▶ **PROBLEM REQUIREMENTS**: Below are the records. List every line holding the word "JSON".

▶ **ENTRIES PROVIDED**:
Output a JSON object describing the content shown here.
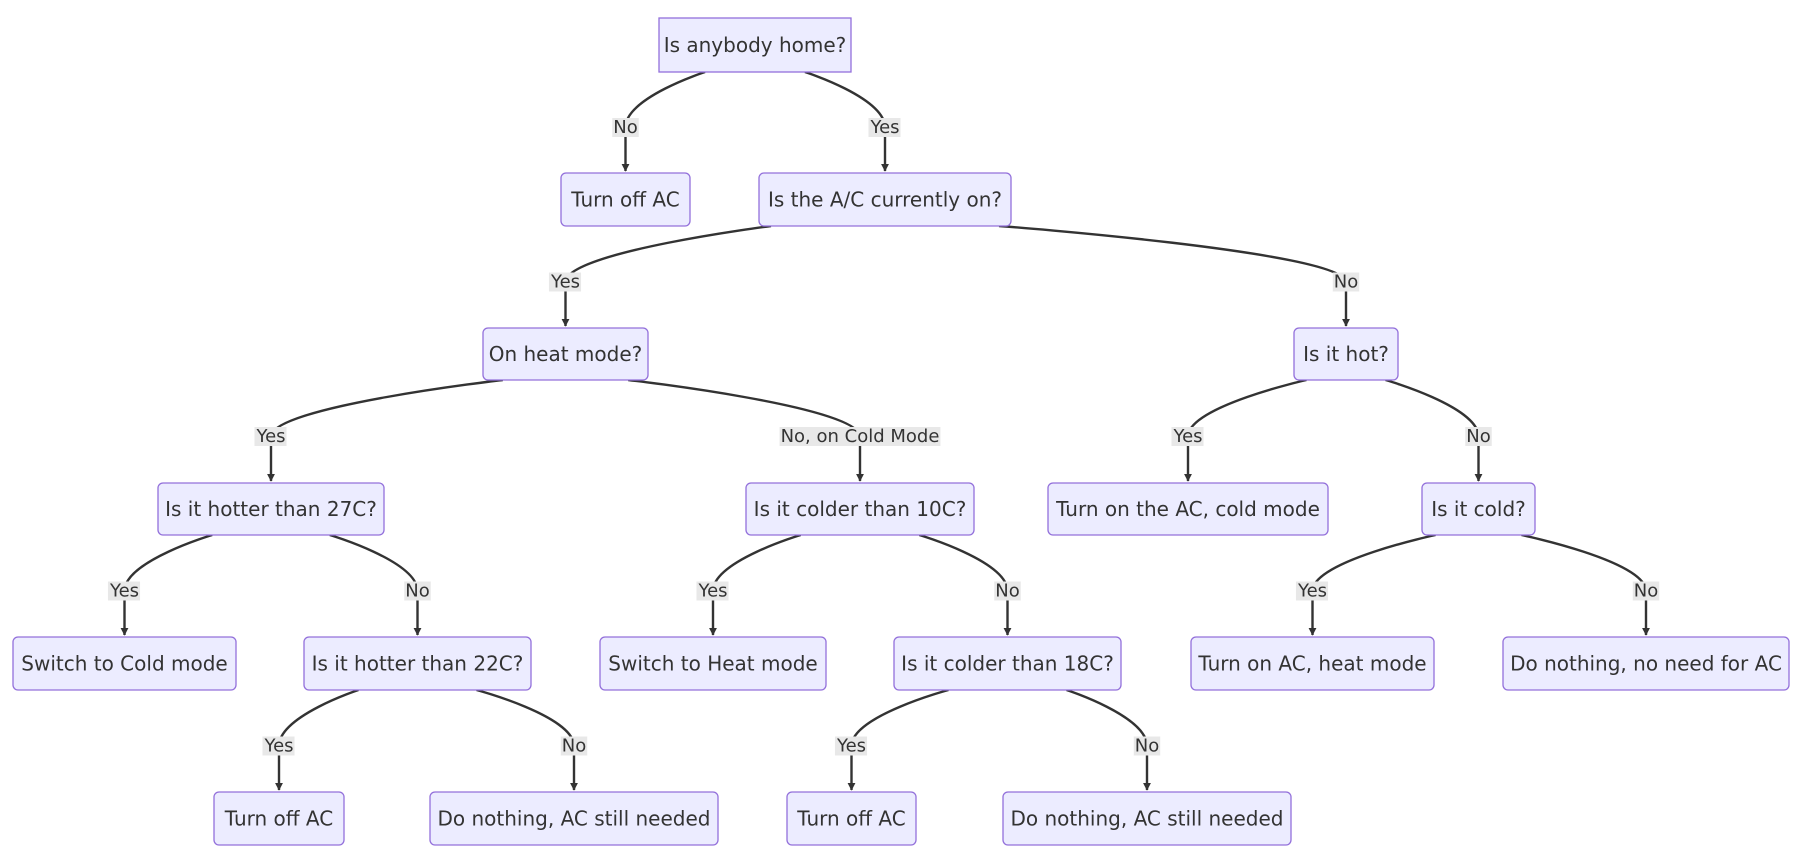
{
  "diagram": {
    "type": "flowchart",
    "direction": "top-down",
    "colors": {
      "node_fill": "#ECECFF",
      "node_border": "#9370DB",
      "edge": "#333333",
      "text": "#333333",
      "label_bg": "#e8e8e8"
    },
    "nodes": [
      {
        "id": "anybody_home",
        "label": "Is anybody home?",
        "shape": "rect"
      },
      {
        "id": "turn_off_1",
        "label": "Turn off AC",
        "shape": "round"
      },
      {
        "id": "ac_on",
        "label": "Is the A/C currently on?",
        "shape": "round"
      },
      {
        "id": "heat_mode",
        "label": "On heat mode?",
        "shape": "round"
      },
      {
        "id": "is_hot",
        "label": "Is it hot?",
        "shape": "round"
      },
      {
        "id": "hotter_27",
        "label": "Is it hotter than 27C?",
        "shape": "round"
      },
      {
        "id": "colder_10",
        "label": "Is it colder than 10C?",
        "shape": "round"
      },
      {
        "id": "turn_on_cold",
        "label": "Turn on the AC, cold mode",
        "shape": "round"
      },
      {
        "id": "is_cold",
        "label": "Is it cold?",
        "shape": "round"
      },
      {
        "id": "switch_cold",
        "label": "Switch to Cold mode",
        "shape": "round"
      },
      {
        "id": "hotter_22",
        "label": "Is it hotter than 22C?",
        "shape": "round"
      },
      {
        "id": "switch_heat",
        "label": "Switch to Heat mode",
        "shape": "round"
      },
      {
        "id": "colder_18",
        "label": "Is it colder than 18C?",
        "shape": "round"
      },
      {
        "id": "turn_on_heat",
        "label": "Turn on AC, heat mode",
        "shape": "round"
      },
      {
        "id": "nothing_no_need",
        "label": "Do nothing, no need for AC",
        "shape": "round"
      },
      {
        "id": "turn_off_2",
        "label": "Turn off AC",
        "shape": "round"
      },
      {
        "id": "nothing_needed_1",
        "label": "Do nothing, AC still needed",
        "shape": "round"
      },
      {
        "id": "turn_off_3",
        "label": "Turn off AC",
        "shape": "round"
      },
      {
        "id": "nothing_needed_2",
        "label": "Do nothing, AC still needed",
        "shape": "round"
      }
    ],
    "edges": [
      {
        "from": "anybody_home",
        "to": "turn_off_1",
        "label": "No"
      },
      {
        "from": "anybody_home",
        "to": "ac_on",
        "label": "Yes"
      },
      {
        "from": "ac_on",
        "to": "heat_mode",
        "label": "Yes"
      },
      {
        "from": "ac_on",
        "to": "is_hot",
        "label": "No"
      },
      {
        "from": "heat_mode",
        "to": "hotter_27",
        "label": "Yes"
      },
      {
        "from": "heat_mode",
        "to": "colder_10",
        "label": "No, on Cold Mode"
      },
      {
        "from": "is_hot",
        "to": "turn_on_cold",
        "label": "Yes"
      },
      {
        "from": "is_hot",
        "to": "is_cold",
        "label": "No"
      },
      {
        "from": "hotter_27",
        "to": "switch_cold",
        "label": "Yes"
      },
      {
        "from": "hotter_27",
        "to": "hotter_22",
        "label": "No"
      },
      {
        "from": "colder_10",
        "to": "switch_heat",
        "label": "Yes"
      },
      {
        "from": "colder_10",
        "to": "colder_18",
        "label": "No"
      },
      {
        "from": "is_cold",
        "to": "turn_on_heat",
        "label": "Yes"
      },
      {
        "from": "is_cold",
        "to": "nothing_no_need",
        "label": "No"
      },
      {
        "from": "hotter_22",
        "to": "turn_off_2",
        "label": "Yes"
      },
      {
        "from": "hotter_22",
        "to": "nothing_needed_1",
        "label": "No"
      },
      {
        "from": "colder_18",
        "to": "turn_off_3",
        "label": "Yes"
      },
      {
        "from": "colder_18",
        "to": "nothing_needed_2",
        "label": "No"
      }
    ]
  }
}
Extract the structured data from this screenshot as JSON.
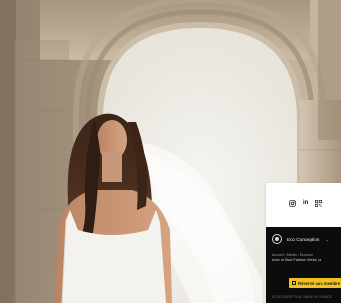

▶ **THE RESPONSE**:
Output a JSON object describing the content shown here.
Extract the structured data from this screenshot as JSON.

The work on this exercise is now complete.